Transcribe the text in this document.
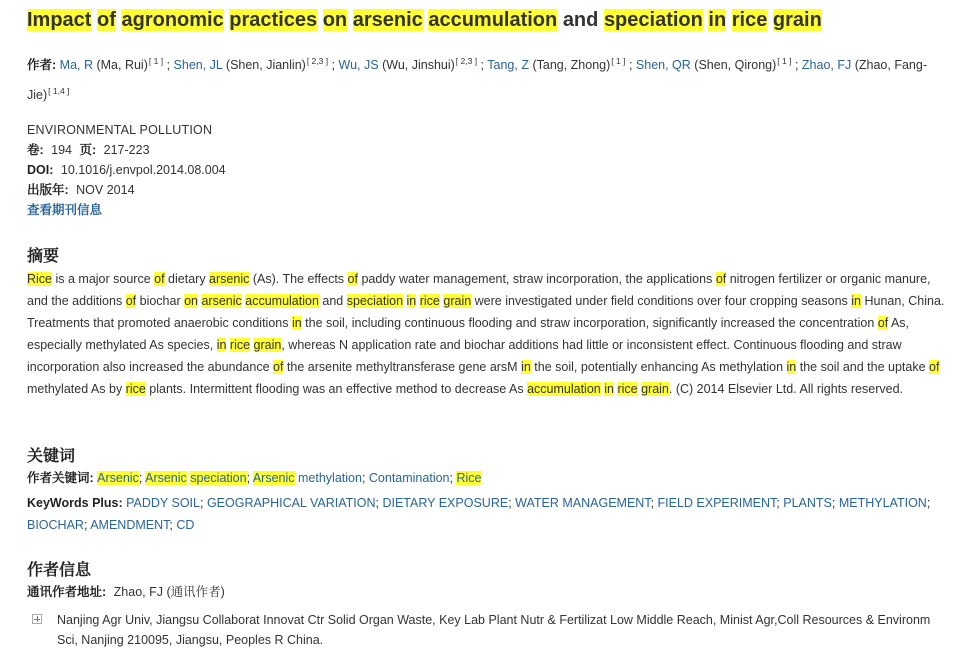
Impact of agronomic practices on arsenic accumulation and speciation in rice grain
作者: Ma, R (Ma, Rui)[ 1 ] ; Shen, JL (Shen, Jianlin)[ 2,3 ] ; Wu, JS (Wu, Jinshui)[ 2,3 ] ; Tang, Z (Tang, Zhong)[ 1 ] ; Shen, QR (Shen, Qirong)[ 1 ] ; Zhao, FJ (Zhao, Fang-Jie)[ 1,4 ]
ENVIRONMENTAL POLLUTION
卷: 194 页: 217-223
DOI: 10.1016/j.envpol.2014.08.004
出版年: NOV 2014
查看期刊信息
摘要
Rice is a major source of dietary arsenic (As). The effects of paddy water management, straw incorporation, the applications of nitrogen fertilizer or organic manure, and the additions of biochar on arsenic accumulation and speciation in rice grain were investigated under field conditions over four cropping seasons in Hunan, China. Treatments that promoted anaerobic conditions in the soil, including continuous flooding and straw incorporation, significantly increased the concentration of As, especially methylated As species, in rice grain, whereas N application rate and biochar additions had little or inconsistent effect. Continuous flooding and straw incorporation also increased the abundance of the arsenite methyltransferase gene arsM in the soil, potentially enhancing As methylation in the soil and the uptake of methylated As by rice plants. Intermittent flooding was an effective method to decrease As accumulation in rice grain. (C) 2014 Elsevier Ltd. All rights reserved.
关键词
作者关键词: Arsenic; Arsenic speciation; Arsenic methylation; Contamination; Rice
KeyWords Plus: PADDY SOIL; GEOGRAPHICAL VARIATION; DIETARY EXPOSURE; WATER MANAGEMENT; FIELD EXPERIMENT; PLANTS; METHYLATION; BIOCHAR; AMENDMENT; CD
作者信息
通讯作者地址: Zhao, FJ (通讯作者)
Nanjing Agr Univ, Jiangsu Collaborat Innovat Ctr Solid Organ Waste, Key Lab Plant Nutr & Fertilizat Low Middle Reach, Minist Agr,Coll Resources & Environm Sci, Nanjing 210095, Jiangsu, Peoples R China.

◇ ◇ ◇ ◇

• Work to be completed: When you repeat the material, keep every word exact and drop the pictures.

• Reply:
Transcribe the text in this document.
Impact of agronomic practices on arsenic accumulation and speciation in rice grain
作者: Ma, R (Ma, Rui)[ 1 ] ; Shen, JL (Shen, Jianlin)[ 2,3 ] ; Wu, JS (Wu, Jinshui)[ 2,3 ] ; Tang, Z (Tang, Zhong)[ 1 ] ; Shen, QR (Shen, Qirong)[ 1 ] ; Zhao, FJ (Zhao, Fang-Jie)[ 1,4 ]
ENVIRONMENTAL POLLUTION
卷: 194 页: 217-223
DOI: 10.1016/j.envpol.2014.08.004
出版年: NOV 2014
查看期刊信息
摘要
Rice is a major source of dietary arsenic (As). The effects of paddy water management, straw incorporation, the applications of nitrogen fertilizer or organic manure, and the additions of biochar on arsenic accumulation and speciation in rice grain were investigated under field conditions over four cropping seasons in Hunan, China. Treatments that promoted anaerobic conditions in the soil, including continuous flooding and straw incorporation, significantly increased the concentration of As, especially methylated As species, in rice grain, whereas N application rate and biochar additions had little or inconsistent effect. Continuous flooding and straw incorporation also increased the abundance of the arsenite methyltransferase gene arsM in the soil, potentially enhancing As methylation in the soil and the uptake of methylated As by rice plants. Intermittent flooding was an effective method to decrease As accumulation in rice grain. (C) 2014 Elsevier Ltd. All rights reserved.
关键词
作者关键词: Arsenic; Arsenic speciation; Arsenic methylation; Contamination; Rice
KeyWords Plus: PADDY SOIL; GEOGRAPHICAL VARIATION; DIETARY EXPOSURE; WATER MANAGEMENT; FIELD EXPERIMENT; PLANTS; METHYLATION; BIOCHAR; AMENDMENT; CD
作者信息
通讯作者地址: Zhao, FJ (通讯作者)
Nanjing Agr Univ, Jiangsu Collaborat Innovat Ctr Solid Organ Waste, Key Lab Plant Nutr & Fertilizat Low Middle Reach, Minist Agr,Coll Resources & Environm Sci, Nanjing 210095, Jiangsu, Peoples R China.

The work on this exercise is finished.